* **What is needed**:
Extract all of the entries and set them down verbatim.

* **Entries shown**:

▼▼▼

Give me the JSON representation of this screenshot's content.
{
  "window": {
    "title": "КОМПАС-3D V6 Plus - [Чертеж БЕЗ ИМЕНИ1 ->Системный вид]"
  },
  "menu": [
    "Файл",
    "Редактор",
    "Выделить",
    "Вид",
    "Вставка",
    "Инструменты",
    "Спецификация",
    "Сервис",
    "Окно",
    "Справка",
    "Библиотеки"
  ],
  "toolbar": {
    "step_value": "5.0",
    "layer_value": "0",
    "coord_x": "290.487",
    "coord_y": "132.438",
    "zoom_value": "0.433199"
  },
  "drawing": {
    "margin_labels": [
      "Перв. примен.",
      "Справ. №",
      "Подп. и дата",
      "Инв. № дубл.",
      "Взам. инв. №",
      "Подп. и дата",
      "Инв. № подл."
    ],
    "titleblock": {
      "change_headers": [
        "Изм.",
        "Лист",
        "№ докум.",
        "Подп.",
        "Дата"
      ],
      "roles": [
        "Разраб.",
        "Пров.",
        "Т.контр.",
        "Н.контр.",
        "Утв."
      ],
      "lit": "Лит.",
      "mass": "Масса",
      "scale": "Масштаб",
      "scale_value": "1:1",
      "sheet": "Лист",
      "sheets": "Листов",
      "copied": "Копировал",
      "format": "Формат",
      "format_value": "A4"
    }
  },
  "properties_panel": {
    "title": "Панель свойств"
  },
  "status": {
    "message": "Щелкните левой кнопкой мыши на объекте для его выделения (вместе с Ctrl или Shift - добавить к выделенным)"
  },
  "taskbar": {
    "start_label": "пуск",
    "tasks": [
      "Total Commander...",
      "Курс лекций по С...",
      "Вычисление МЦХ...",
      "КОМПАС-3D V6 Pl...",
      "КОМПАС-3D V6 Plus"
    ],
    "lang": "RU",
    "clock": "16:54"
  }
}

▲▲▲

* **Solution for this problem**:
Give me the JSON representation of this screenshot's content.
{
  "window": {
    "title": "КОМПАС-3D V6 Plus - [Чертеж БЕЗ ИМЕНИ1 ->Системный вид]"
  },
  "menu": [
    "Файл",
    "Редактор",
    "Выделить",
    "Вид",
    "Вставка",
    "Инструменты",
    "Спецификация",
    "Сервис",
    "Окно",
    "Справка",
    "Библиотеки"
  ],
  "toolbar": {
    "step_value": "5.0",
    "layer_value": "0",
    "coord_x": "290.487",
    "coord_y": "132.438",
    "zoom_value": "0.433199"
  },
  "drawing": {
    "margin_labels": [
      "Перв. примен.",
      "Справ. №",
      "Подп. и дата",
      "Инв. № дубл.",
      "Взам. инв. №",
      "Подп. и дата",
      "Инв. № подл."
    ],
    "titleblock": {
      "change_headers": [
        "Изм.",
        "Лист",
        "№ докум.",
        "Подп.",
        "Дата"
      ],
      "roles": [
        "Разраб.",
        "Пров.",
        "Т.контр.",
        "Н.контр.",
        "Утв."
      ],
      "lit": "Лит.",
      "mass": "Масса",
      "scale": "Масштаб",
      "scale_value": "1:1",
      "sheet": "Лист",
      "sheets": "Листов",
      "copied": "Копировал",
      "format": "Формат",
      "format_value": "A4"
    }
  },
  "properties_panel": {
    "title": "Панель свойств"
  },
  "status": {
    "message": "Щелкните левой кнопкой мыши на объекте для его выделения (вместе с Ctrl или Shift - добавить к выделенным)"
  },
  "taskbar": {
    "start_label": "пуск",
    "tasks": [
      "Total Commander...",
      "Курс лекций по С...",
      "Вычисление МЦХ...",
      "КОМПАС-3D V6 Pl...",
      "КОМПАС-3D V6 Plus"
    ],
    "lang": "RU",
    "clock": "16:54"
  }
}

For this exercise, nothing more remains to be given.